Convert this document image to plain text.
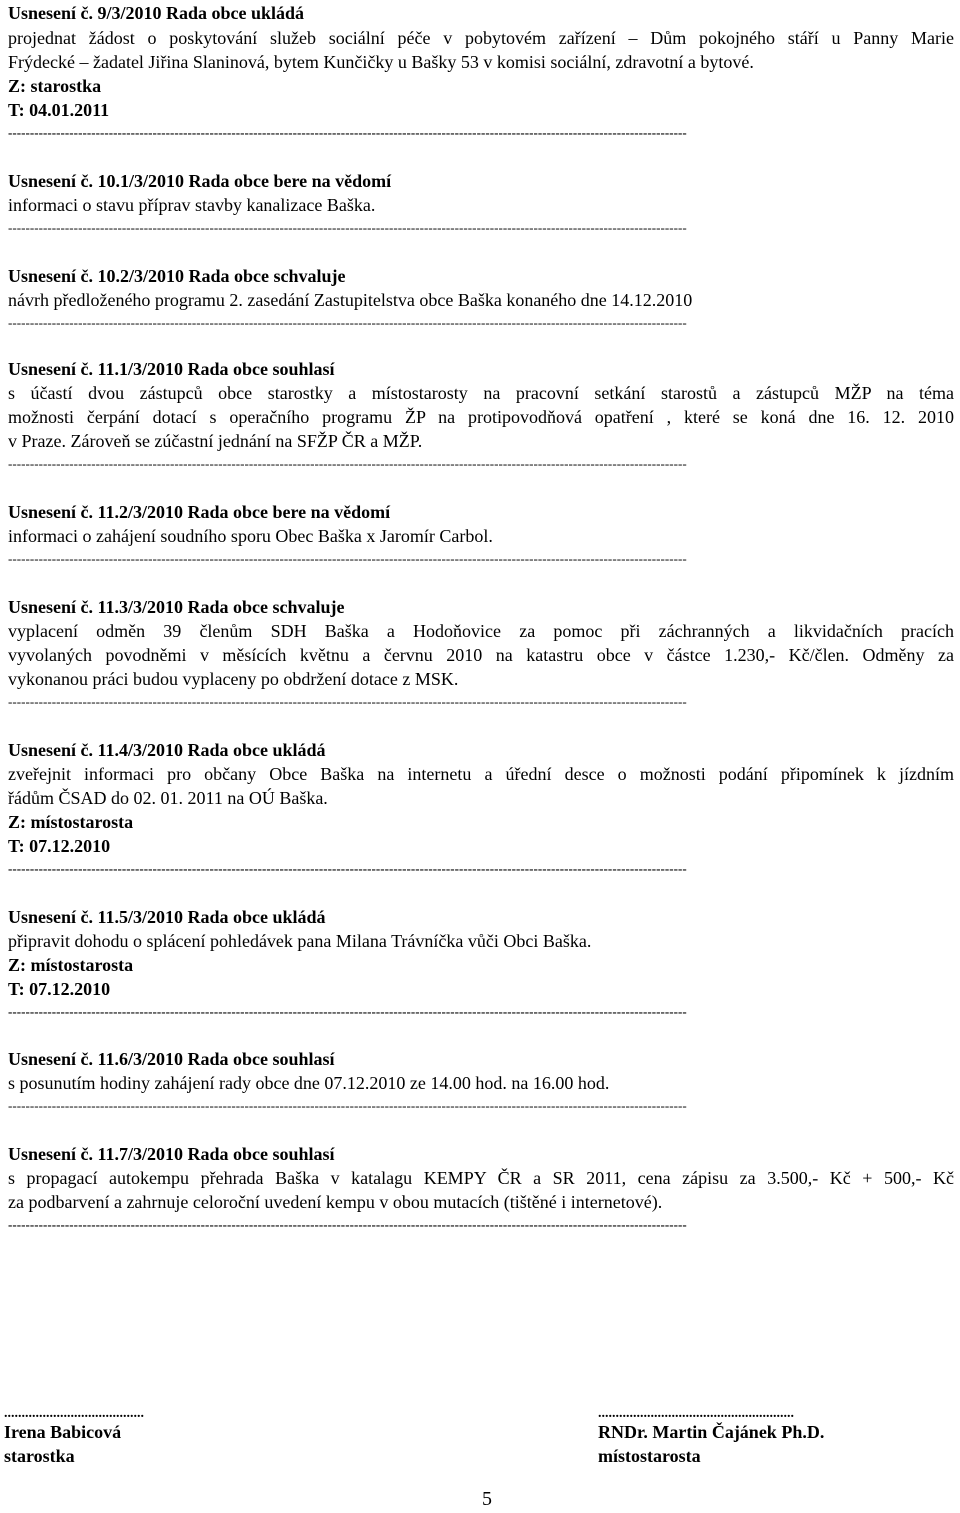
Usnesení č. 9/3/2010 Rada obce ukládá
projednat žádost o poskytování služeb sociální péče v pobytovém zařízení – Dům pokojného stáří u Panny Marie
Frýdecké – žadatel Jiřina Slaninová, bytem Kunčičky u Bašky 53 v komisi sociální, zdravotní a bytové.
Z: starostka
T: 04.01.2011
-----------------------------------------------------------------------------------------------------------------------------------------------------------
Usnesení č. 10.1/3/2010 Rada obce bere na vědomí
informaci o stavu příprav stavby kanalizace Baška.
-----------------------------------------------------------------------------------------------------------------------------------------------------------
Usnesení č. 10.2/3/2010 Rada obce schvaluje
návrh předloženého programu 2. zasedání Zastupitelstva obce Baška konaného dne 14.12.2010
-----------------------------------------------------------------------------------------------------------------------------------------------------------
Usnesení č. 11.1/3/2010 Rada obce souhlasí
s účastí dvou zástupců obce starostky a místostarosty na pracovní setkání starostů a zástupců MŽP na téma
možnosti čerpání dotací s operačního programu ŽP na protipovodňová opatření , které se koná dne 16. 12. 2010
v Praze. Zároveň se zúčastní jednání na SFŽP ČR a MŽP.
-----------------------------------------------------------------------------------------------------------------------------------------------------------
Usnesení č. 11.2/3/2010 Rada obce bere na vědomí
informaci o zahájení soudního sporu Obec Baška x Jaromír Carbol.
-----------------------------------------------------------------------------------------------------------------------------------------------------------
Usnesení č. 11.3/3/2010 Rada obce schvaluje
vyplacení odměn 39 členům SDH Baška a Hodoňovice za pomoc při záchranných a likvidačních pracích
vyvolaných povodněmi v měsících květnu a červnu 2010 na katastru obce v částce 1.230,- Kč/člen. Odměny za
vykonanou práci budou vyplaceny po obdržení dotace z MSK.
-----------------------------------------------------------------------------------------------------------------------------------------------------------
Usnesení č. 11.4/3/2010 Rada obce ukládá
zveřejnit informaci pro občany Obce Baška na internetu a úřední desce o možnosti podání připomínek k jízdním
řádům ČSAD do 02. 01. 2011 na OÚ Baška.
Z: místostarosta
T: 07.12.2010
-----------------------------------------------------------------------------------------------------------------------------------------------------------
Usnesení č. 11.5/3/2010 Rada obce ukládá
připravit dohodu o splácení pohledávek pana Milana Trávníčka vůči Obci Baška.
Z: místostarosta
T: 07.12.2010
-----------------------------------------------------------------------------------------------------------------------------------------------------------
Usnesení č. 11.6/3/2010 Rada obce souhlasí
s posunutím hodiny zahájení rady obce dne 07.12.2010 ze 14.00 hod. na 16.00 hod.
-----------------------------------------------------------------------------------------------------------------------------------------------------------
Usnesení č. 11.7/3/2010 Rada obce souhlasí
s propagací autokempu přehrada Baška v katalagu KEMPY ČR a SR 2011, cena zápisu za 3.500,- Kč + 500,- Kč
za podbarvení a zahrnuje celoroční uvedení kempu v obou mutacích (tištěné i internetové).
-----------------------------------------------------------------------------------------------------------------------------------------------------------
........................................
Irena Babicová
starostka
........................................................
RNDr. Martin Čajánek Ph.D.
místostarosta
5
━━━━━━━━━━━━━━━━━━━━━━━━━━━━━━
◆ **DESCRIPTION OF THE TASK**
Every entry above should be duplicated exactly. Do not include the images.

◆ **WRITTEN RESPONSE**
Convert this document image to plain text.
Usnesení č. 9/3/2010 Rada obce ukládá
projednat žádost o poskytování služeb sociální péče v pobytovém zařízení – Dům pokojného stáří u Panny Marie
Frýdecké – žadatel Jiřina Slaninová, bytem Kunčičky u Bašky 53 v komisi sociální, zdravotní a bytové.
Z: starostka
T: 04.01.2011
-----------------------------------------------------------------------------------------------------------------------------------------------------------
Usnesení č. 10.1/3/2010 Rada obce bere na vědomí
informaci o stavu příprav stavby kanalizace Baška.
-----------------------------------------------------------------------------------------------------------------------------------------------------------
Usnesení č. 10.2/3/2010 Rada obce schvaluje
návrh předloženého programu 2. zasedání Zastupitelstva obce Baška konaného dne 14.12.2010
-----------------------------------------------------------------------------------------------------------------------------------------------------------
Usnesení č. 11.1/3/2010 Rada obce souhlasí
s účastí dvou zástupců obce starostky a místostarosty na pracovní setkání starostů a zástupců MŽP na téma
možnosti čerpání dotací s operačního programu ŽP na protipovodňová opatření , které se koná dne 16. 12. 2010
v Praze. Zároveň se zúčastní jednání na SFŽP ČR a MŽP.
-----------------------------------------------------------------------------------------------------------------------------------------------------------
Usnesení č. 11.2/3/2010 Rada obce bere na vědomí
informaci o zahájení soudního sporu Obec Baška x Jaromír Carbol.
-----------------------------------------------------------------------------------------------------------------------------------------------------------
Usnesení č. 11.3/3/2010 Rada obce schvaluje
vyplacení odměn 39 členům SDH Baška a Hodoňovice za pomoc při záchranných a likvidačních pracích
vyvolaných povodněmi v měsících květnu a červnu 2010 na katastru obce v částce 1.230,- Kč/člen. Odměny za
vykonanou práci budou vyplaceny po obdržení dotace z MSK.
-----------------------------------------------------------------------------------------------------------------------------------------------------------
Usnesení č. 11.4/3/2010 Rada obce ukládá
zveřejnit informaci pro občany Obce Baška na internetu a úřední desce o možnosti podání připomínek k jízdním
řádům ČSAD do 02. 01. 2011 na OÚ Baška.
Z: místostarosta
T: 07.12.2010
-----------------------------------------------------------------------------------------------------------------------------------------------------------
Usnesení č. 11.5/3/2010 Rada obce ukládá
připravit dohodu o splácení pohledávek pana Milana Trávníčka vůči Obci Baška.
Z: místostarosta
T: 07.12.2010
-----------------------------------------------------------------------------------------------------------------------------------------------------------
Usnesení č. 11.6/3/2010 Rada obce souhlasí
s posunutím hodiny zahájení rady obce dne 07.12.2010 ze 14.00 hod. na 16.00 hod.
-----------------------------------------------------------------------------------------------------------------------------------------------------------
Usnesení č. 11.7/3/2010 Rada obce souhlasí
s propagací autokempu přehrada Baška v katalagu KEMPY ČR a SR 2011, cena zápisu za 3.500,- Kč + 500,- Kč
za podbarvení a zahrnuje celoroční uvedení kempu v obou mutacích (tištěné i internetové).
-----------------------------------------------------------------------------------------------------------------------------------------------------------
........................................
Irena Babicová
starostka
........................................................
RNDr. Martin Čajánek Ph.D.
místostarosta
5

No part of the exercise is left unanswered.